What you should do: Print the entire listing. Each line must match the original exactly.

— START Material for this task —

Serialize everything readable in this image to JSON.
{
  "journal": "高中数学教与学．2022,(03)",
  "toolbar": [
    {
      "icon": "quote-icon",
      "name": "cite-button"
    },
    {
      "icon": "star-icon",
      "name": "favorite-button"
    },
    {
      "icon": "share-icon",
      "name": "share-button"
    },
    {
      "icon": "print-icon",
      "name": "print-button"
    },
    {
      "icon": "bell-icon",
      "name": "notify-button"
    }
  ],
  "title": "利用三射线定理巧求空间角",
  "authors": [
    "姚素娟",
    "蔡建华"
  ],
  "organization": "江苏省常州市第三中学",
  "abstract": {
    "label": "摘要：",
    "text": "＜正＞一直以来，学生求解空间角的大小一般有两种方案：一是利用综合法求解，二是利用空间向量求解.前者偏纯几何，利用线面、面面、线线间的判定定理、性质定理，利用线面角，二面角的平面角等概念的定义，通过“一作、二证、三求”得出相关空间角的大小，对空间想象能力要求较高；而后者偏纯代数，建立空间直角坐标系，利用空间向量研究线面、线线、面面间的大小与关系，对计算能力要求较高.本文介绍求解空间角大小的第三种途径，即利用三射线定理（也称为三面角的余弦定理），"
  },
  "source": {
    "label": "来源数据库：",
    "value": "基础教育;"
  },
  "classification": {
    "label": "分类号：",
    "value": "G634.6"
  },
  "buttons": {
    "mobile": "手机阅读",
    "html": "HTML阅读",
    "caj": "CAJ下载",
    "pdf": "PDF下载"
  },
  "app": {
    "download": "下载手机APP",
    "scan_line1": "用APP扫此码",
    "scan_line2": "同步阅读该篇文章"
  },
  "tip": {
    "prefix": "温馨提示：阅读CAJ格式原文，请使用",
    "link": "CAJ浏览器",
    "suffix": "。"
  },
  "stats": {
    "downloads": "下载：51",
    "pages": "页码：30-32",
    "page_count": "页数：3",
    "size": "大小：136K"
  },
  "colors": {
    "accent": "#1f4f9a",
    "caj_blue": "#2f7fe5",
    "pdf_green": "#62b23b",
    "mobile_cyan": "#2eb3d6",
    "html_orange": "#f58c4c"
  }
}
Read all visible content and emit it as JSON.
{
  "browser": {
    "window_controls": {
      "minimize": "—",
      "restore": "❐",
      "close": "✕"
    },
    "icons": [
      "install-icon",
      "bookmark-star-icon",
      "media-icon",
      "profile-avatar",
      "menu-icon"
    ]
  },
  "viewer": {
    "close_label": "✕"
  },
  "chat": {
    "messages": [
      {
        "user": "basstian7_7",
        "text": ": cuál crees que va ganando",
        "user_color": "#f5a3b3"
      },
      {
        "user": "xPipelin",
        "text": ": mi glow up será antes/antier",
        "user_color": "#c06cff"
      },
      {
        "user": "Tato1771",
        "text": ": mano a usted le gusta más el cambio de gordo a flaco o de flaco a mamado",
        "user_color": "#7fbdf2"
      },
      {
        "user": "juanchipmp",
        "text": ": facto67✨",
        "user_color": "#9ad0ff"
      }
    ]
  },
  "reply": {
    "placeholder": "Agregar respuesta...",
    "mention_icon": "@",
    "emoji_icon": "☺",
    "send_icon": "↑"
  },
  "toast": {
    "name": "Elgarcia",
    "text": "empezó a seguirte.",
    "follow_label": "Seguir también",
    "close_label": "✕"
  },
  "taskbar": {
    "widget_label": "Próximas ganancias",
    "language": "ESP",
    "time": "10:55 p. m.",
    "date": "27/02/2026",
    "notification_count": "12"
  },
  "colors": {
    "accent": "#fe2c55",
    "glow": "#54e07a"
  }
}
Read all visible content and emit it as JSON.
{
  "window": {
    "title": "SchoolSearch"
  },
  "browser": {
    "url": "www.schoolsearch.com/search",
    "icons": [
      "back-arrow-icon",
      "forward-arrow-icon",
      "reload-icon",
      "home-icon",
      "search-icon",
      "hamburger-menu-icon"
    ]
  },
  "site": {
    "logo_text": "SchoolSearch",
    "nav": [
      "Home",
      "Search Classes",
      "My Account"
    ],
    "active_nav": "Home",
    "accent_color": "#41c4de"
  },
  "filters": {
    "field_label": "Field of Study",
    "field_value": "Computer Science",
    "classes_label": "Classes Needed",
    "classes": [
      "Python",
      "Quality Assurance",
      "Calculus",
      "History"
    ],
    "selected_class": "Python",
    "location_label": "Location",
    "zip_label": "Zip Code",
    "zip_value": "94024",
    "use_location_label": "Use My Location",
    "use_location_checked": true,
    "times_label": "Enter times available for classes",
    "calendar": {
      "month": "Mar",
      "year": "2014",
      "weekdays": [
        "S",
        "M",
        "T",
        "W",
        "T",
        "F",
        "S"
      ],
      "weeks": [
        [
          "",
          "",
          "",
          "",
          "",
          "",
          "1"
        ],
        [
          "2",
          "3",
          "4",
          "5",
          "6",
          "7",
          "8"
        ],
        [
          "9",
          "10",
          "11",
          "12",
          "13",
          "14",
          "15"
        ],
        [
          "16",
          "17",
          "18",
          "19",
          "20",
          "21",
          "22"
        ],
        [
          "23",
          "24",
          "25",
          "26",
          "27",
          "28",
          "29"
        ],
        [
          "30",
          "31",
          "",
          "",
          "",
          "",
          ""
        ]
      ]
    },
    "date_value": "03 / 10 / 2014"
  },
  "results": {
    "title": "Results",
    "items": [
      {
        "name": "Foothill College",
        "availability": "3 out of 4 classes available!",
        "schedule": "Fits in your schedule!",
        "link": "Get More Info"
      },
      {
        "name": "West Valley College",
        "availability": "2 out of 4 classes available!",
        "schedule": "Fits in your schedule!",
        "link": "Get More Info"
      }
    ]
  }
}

— END Material for this task —

Answer below:
Serialize everything readable in this image to JSON.
{
  "journal": "高中数学教与学．2022,(03)",
  "toolbar": [
    {
      "icon": "quote-icon",
      "name": "cite-button"
    },
    {
      "icon": "star-icon",
      "name": "favorite-button"
    },
    {
      "icon": "share-icon",
      "name": "share-button"
    },
    {
      "icon": "print-icon",
      "name": "print-button"
    },
    {
      "icon": "bell-icon",
      "name": "notify-button"
    }
  ],
  "title": "利用三射线定理巧求空间角",
  "authors": [
    "姚素娟",
    "蔡建华"
  ],
  "organization": "江苏省常州市第三中学",
  "abstract": {
    "label": "摘要：",
    "text": "＜正＞一直以来，学生求解空间角的大小一般有两种方案：一是利用综合法求解，二是利用空间向量求解.前者偏纯几何，利用线面、面面、线线间的判定定理、性质定理，利用线面角，二面角的平面角等概念的定义，通过“一作、二证、三求”得出相关空间角的大小，对空间想象能力要求较高；而后者偏纯代数，建立空间直角坐标系，利用空间向量研究线面、线线、面面间的大小与关系，对计算能力要求较高.本文介绍求解空间角大小的第三种途径，即利用三射线定理（也称为三面角的余弦定理），"
  },
  "source": {
    "label": "来源数据库：",
    "value": "基础教育;"
  },
  "classification": {
    "label": "分类号：",
    "value": "G634.6"
  },
  "buttons": {
    "mobile": "手机阅读",
    "html": "HTML阅读",
    "caj": "CAJ下载",
    "pdf": "PDF下载"
  },
  "app": {
    "download": "下载手机APP",
    "scan_line1": "用APP扫此码",
    "scan_line2": "同步阅读该篇文章"
  },
  "tip": {
    "prefix": "温馨提示：阅读CAJ格式原文，请使用",
    "link": "CAJ浏览器",
    "suffix": "。"
  },
  "stats": {
    "downloads": "下载：51",
    "pages": "页码：30-32",
    "page_count": "页数：3",
    "size": "大小：136K"
  },
  "colors": {
    "accent": "#1f4f9a",
    "caj_blue": "#2f7fe5",
    "pdf_green": "#62b23b",
    "mobile_cyan": "#2eb3d6",
    "html_orange": "#f58c4c"
  }
}
Read all visible content and emit it as JSON.
{
  "browser": {
    "window_controls": {
      "minimize": "—",
      "restore": "❐",
      "close": "✕"
    },
    "icons": [
      "install-icon",
      "bookmark-star-icon",
      "media-icon",
      "profile-avatar",
      "menu-icon"
    ]
  },
  "viewer": {
    "close_label": "✕"
  },
  "chat": {
    "messages": [
      {
        "user": "basstian7_7",
        "text": ": cuál crees que va ganando",
        "user_color": "#f5a3b3"
      },
      {
        "user": "xPipelin",
        "text": ": mi glow up será antes/antier",
        "user_color": "#c06cff"
      },
      {
        "user": "Tato1771",
        "text": ": mano a usted le gusta más el cambio de gordo a flaco o de flaco a mamado",
        "user_color": "#7fbdf2"
      },
      {
        "user": "juanchipmp",
        "text": ": facto67✨",
        "user_color": "#9ad0ff"
      }
    ]
  },
  "reply": {
    "placeholder": "Agregar respuesta...",
    "mention_icon": "@",
    "emoji_icon": "☺",
    "send_icon": "↑"
  },
  "toast": {
    "name": "Elgarcia",
    "text": "empezó a seguirte.",
    "follow_label": "Seguir también",
    "close_label": "✕"
  },
  "taskbar": {
    "widget_label": "Próximas ganancias",
    "language": "ESP",
    "time": "10:55 p. m.",
    "date": "27/02/2026",
    "notification_count": "12"
  },
  "colors": {
    "accent": "#fe2c55",
    "glow": "#54e07a"
  }
}
Read all visible content and emit it as JSON.
{
  "window": {
    "title": "SchoolSearch"
  },
  "browser": {
    "url": "www.schoolsearch.com/search",
    "icons": [
      "back-arrow-icon",
      "forward-arrow-icon",
      "reload-icon",
      "home-icon",
      "search-icon",
      "hamburger-menu-icon"
    ]
  },
  "site": {
    "logo_text": "SchoolSearch",
    "nav": [
      "Home",
      "Search Classes",
      "My Account"
    ],
    "active_nav": "Home",
    "accent_color": "#41c4de"
  },
  "filters": {
    "field_label": "Field of Study",
    "field_value": "Computer Science",
    "classes_label": "Classes Needed",
    "classes": [
      "Python",
      "Quality Assurance",
      "Calculus",
      "History"
    ],
    "selected_class": "Python",
    "location_label": "Location",
    "zip_label": "Zip Code",
    "zip_value": "94024",
    "use_location_label": "Use My Location",
    "use_location_checked": true,
    "times_label": "Enter times available for classes",
    "calendar": {
      "month": "Mar",
      "year": "2014",
      "weekdays": [
        "S",
        "M",
        "T",
        "W",
        "T",
        "F",
        "S"
      ],
      "weeks": [
        [
          "",
          "",
          "",
          "",
          "",
          "",
          "1"
        ],
        [
          "2",
          "3",
          "4",
          "5",
          "6",
          "7",
          "8"
        ],
        [
          "9",
          "10",
          "11",
          "12",
          "13",
          "14",
          "15"
        ],
        [
          "16",
          "17",
          "18",
          "19",
          "20",
          "21",
          "22"
        ],
        [
          "23",
          "24",
          "25",
          "26",
          "27",
          "28",
          "29"
        ],
        [
          "30",
          "31",
          "",
          "",
          "",
          "",
          ""
        ]
      ]
    },
    "date_value": "03 / 10 / 2014"
  },
  "results": {
    "title": "Results",
    "items": [
      {
        "name": "Foothill College",
        "availability": "3 out of 4 classes available!",
        "schedule": "Fits in your schedule!",
        "link": "Get More Info"
      },
      {
        "name": "West Valley College",
        "availability": "2 out of 4 classes available!",
        "schedule": "Fits in your schedule!",
        "link": "Get More Info"
      }
    ]
  }
}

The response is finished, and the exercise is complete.